▶ **Written instruction**:
Count every line of the material that holds the string "Dette". Respond with the total only.

────────────────

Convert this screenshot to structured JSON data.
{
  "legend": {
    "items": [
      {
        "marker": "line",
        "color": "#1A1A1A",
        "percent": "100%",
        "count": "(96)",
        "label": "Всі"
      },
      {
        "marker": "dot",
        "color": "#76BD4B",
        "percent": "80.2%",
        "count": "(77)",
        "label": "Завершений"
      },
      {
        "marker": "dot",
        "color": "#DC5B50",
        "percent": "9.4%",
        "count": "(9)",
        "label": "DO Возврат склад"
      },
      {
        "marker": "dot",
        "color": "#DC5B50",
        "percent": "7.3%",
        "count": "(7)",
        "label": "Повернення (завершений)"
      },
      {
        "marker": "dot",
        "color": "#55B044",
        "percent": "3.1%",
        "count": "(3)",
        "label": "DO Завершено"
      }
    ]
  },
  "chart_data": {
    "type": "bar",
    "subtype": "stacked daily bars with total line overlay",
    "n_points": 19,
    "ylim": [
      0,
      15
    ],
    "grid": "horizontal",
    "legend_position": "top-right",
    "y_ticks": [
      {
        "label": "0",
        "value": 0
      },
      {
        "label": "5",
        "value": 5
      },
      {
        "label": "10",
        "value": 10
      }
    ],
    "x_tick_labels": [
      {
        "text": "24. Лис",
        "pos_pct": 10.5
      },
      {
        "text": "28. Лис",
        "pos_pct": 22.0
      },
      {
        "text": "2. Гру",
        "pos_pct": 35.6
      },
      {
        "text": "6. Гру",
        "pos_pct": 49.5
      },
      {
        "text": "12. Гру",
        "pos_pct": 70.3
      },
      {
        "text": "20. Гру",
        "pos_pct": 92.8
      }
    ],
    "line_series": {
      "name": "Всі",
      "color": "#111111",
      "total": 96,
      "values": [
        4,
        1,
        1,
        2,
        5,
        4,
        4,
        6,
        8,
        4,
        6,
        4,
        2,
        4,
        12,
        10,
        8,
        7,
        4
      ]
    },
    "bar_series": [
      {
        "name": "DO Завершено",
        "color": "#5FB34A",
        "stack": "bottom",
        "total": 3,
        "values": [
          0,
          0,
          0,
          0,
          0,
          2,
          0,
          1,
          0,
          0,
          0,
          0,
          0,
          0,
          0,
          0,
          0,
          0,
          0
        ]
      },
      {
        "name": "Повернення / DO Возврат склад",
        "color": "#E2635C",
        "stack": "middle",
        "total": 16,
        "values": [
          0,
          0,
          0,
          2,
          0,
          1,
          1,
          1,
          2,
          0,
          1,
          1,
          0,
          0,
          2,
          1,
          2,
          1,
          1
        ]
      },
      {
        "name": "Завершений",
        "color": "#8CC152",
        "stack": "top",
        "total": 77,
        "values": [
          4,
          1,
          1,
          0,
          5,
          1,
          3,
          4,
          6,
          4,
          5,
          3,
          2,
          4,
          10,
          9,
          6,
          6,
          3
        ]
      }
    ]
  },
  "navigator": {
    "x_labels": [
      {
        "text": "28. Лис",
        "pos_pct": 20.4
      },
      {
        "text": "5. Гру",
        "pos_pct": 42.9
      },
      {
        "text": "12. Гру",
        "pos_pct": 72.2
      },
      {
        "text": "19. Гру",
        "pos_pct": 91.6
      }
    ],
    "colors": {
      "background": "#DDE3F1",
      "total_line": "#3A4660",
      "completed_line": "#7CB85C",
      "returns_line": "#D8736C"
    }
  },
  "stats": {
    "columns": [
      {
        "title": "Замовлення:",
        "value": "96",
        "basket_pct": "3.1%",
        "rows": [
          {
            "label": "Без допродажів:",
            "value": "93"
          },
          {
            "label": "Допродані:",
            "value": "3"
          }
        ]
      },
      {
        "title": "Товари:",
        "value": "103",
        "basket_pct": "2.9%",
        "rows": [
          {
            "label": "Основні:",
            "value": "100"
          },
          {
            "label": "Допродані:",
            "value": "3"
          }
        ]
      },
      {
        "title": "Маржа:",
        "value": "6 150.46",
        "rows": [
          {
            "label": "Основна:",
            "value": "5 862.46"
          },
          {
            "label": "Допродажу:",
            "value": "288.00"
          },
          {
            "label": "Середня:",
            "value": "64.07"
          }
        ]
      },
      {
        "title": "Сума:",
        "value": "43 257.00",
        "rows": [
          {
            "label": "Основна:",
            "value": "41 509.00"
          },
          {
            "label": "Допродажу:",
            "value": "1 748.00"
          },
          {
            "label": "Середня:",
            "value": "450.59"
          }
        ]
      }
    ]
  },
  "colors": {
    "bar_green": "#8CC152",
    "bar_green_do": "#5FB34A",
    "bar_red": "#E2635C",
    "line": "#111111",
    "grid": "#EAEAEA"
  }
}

────────────────

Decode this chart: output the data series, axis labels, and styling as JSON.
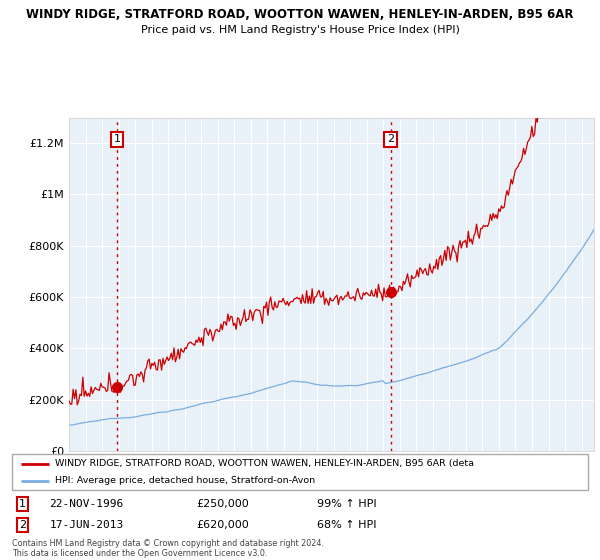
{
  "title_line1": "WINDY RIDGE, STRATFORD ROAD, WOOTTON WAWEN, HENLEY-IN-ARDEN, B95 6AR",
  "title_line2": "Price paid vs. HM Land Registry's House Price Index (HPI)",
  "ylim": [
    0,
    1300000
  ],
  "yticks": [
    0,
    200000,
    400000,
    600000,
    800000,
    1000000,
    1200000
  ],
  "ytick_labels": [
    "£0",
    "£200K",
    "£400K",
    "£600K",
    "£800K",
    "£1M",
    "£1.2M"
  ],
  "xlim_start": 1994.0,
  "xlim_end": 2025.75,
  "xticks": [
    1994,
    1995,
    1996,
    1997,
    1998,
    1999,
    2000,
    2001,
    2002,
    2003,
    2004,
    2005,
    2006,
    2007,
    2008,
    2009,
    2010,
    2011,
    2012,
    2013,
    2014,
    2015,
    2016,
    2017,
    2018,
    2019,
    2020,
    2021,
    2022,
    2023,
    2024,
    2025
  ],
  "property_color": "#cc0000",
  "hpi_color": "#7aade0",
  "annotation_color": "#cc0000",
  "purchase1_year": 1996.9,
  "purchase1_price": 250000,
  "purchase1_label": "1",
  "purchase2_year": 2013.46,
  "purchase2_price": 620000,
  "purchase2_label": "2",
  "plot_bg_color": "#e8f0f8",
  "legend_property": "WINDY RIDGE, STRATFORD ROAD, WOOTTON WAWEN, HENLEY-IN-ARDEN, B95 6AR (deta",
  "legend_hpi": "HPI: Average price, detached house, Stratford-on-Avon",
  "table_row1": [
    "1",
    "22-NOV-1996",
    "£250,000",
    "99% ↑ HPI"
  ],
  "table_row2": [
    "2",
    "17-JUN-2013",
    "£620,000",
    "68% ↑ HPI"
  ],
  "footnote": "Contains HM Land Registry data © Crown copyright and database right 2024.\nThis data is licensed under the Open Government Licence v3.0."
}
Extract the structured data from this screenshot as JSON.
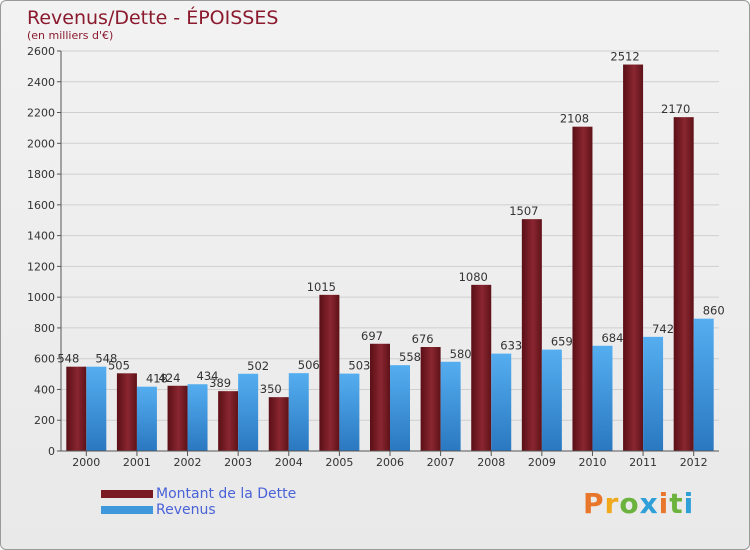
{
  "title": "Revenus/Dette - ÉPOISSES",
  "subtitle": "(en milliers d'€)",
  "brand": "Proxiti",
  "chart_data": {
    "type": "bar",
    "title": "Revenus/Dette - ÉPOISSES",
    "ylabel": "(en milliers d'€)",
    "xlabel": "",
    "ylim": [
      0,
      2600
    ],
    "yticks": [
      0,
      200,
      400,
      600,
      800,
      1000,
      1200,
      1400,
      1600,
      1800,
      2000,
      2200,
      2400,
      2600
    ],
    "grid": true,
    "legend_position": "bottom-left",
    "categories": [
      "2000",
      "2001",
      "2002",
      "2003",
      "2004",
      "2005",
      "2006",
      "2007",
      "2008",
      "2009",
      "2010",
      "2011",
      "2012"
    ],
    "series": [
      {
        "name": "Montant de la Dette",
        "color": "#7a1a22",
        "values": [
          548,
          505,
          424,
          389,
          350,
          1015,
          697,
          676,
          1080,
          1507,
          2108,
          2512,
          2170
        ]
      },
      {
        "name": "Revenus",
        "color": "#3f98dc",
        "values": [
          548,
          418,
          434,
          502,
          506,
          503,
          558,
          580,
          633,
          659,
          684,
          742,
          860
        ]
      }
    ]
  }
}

────────────────

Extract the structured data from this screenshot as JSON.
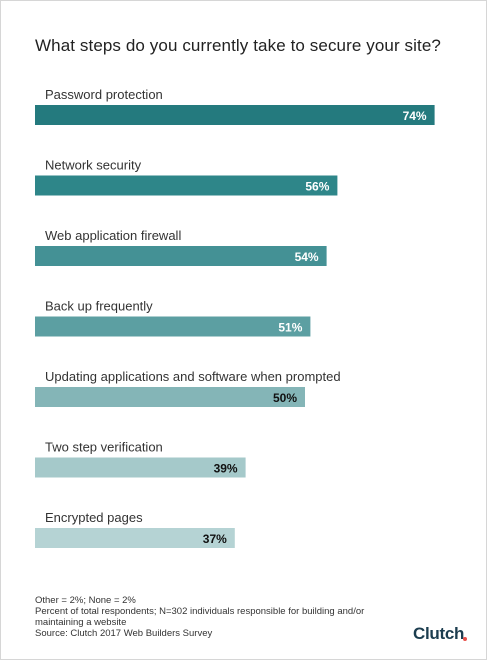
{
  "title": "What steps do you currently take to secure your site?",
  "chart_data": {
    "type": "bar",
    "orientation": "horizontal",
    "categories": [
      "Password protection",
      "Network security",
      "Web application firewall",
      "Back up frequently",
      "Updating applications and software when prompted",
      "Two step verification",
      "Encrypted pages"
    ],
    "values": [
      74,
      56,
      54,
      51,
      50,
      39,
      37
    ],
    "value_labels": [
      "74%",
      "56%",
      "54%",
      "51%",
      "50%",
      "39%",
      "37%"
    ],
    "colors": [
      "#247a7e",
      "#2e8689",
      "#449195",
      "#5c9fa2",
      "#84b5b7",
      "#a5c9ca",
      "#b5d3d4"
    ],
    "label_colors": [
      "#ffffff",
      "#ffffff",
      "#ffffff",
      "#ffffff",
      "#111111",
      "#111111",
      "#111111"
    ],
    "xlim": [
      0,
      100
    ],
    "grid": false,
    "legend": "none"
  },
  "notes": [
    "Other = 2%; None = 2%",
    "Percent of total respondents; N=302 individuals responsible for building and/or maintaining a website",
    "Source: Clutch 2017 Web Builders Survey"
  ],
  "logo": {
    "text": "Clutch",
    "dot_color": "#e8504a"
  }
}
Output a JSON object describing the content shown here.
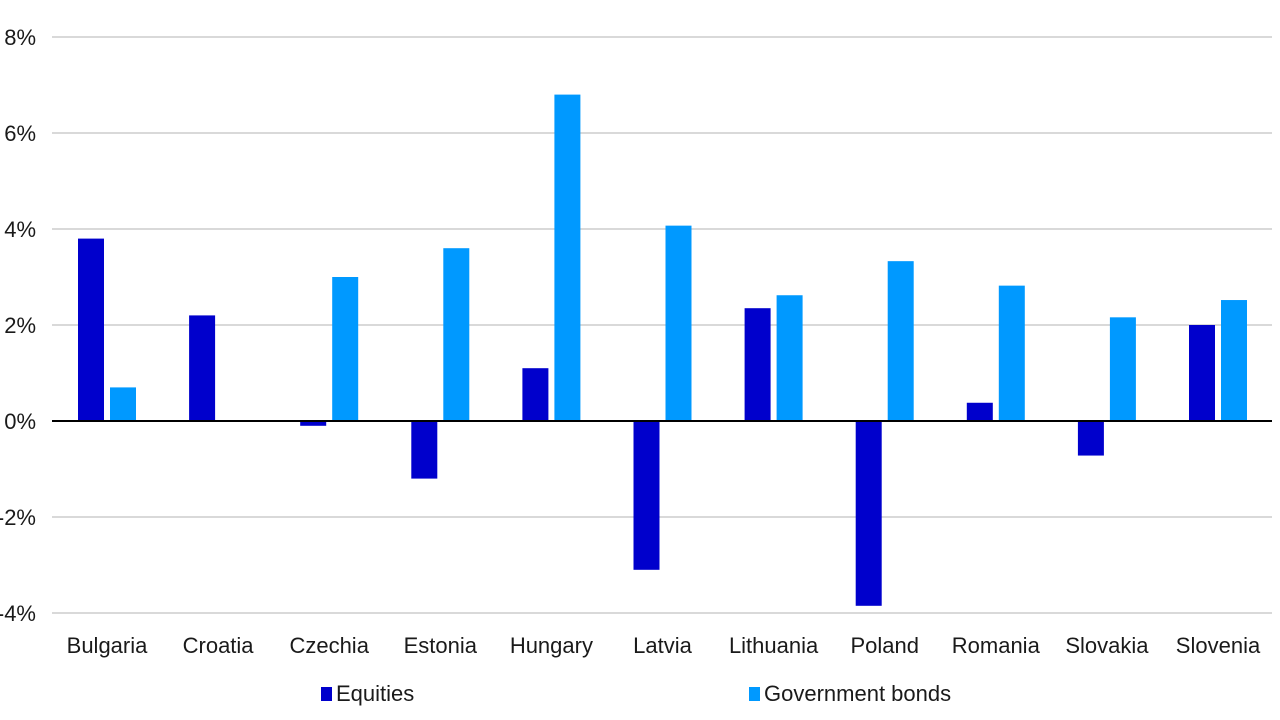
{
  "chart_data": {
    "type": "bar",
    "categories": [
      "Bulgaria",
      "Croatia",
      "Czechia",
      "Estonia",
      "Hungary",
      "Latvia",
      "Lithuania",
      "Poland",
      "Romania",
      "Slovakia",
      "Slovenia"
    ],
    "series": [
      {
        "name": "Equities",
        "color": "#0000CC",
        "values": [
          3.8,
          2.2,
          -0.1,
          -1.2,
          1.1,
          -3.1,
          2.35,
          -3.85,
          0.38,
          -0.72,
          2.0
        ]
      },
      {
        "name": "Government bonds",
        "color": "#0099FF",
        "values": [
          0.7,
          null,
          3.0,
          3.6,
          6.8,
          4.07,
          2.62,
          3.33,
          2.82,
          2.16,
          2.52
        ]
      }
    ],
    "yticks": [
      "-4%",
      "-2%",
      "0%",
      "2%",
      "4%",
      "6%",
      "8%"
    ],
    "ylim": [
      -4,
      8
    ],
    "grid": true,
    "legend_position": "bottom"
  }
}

────────────────

▶ **Output**:
3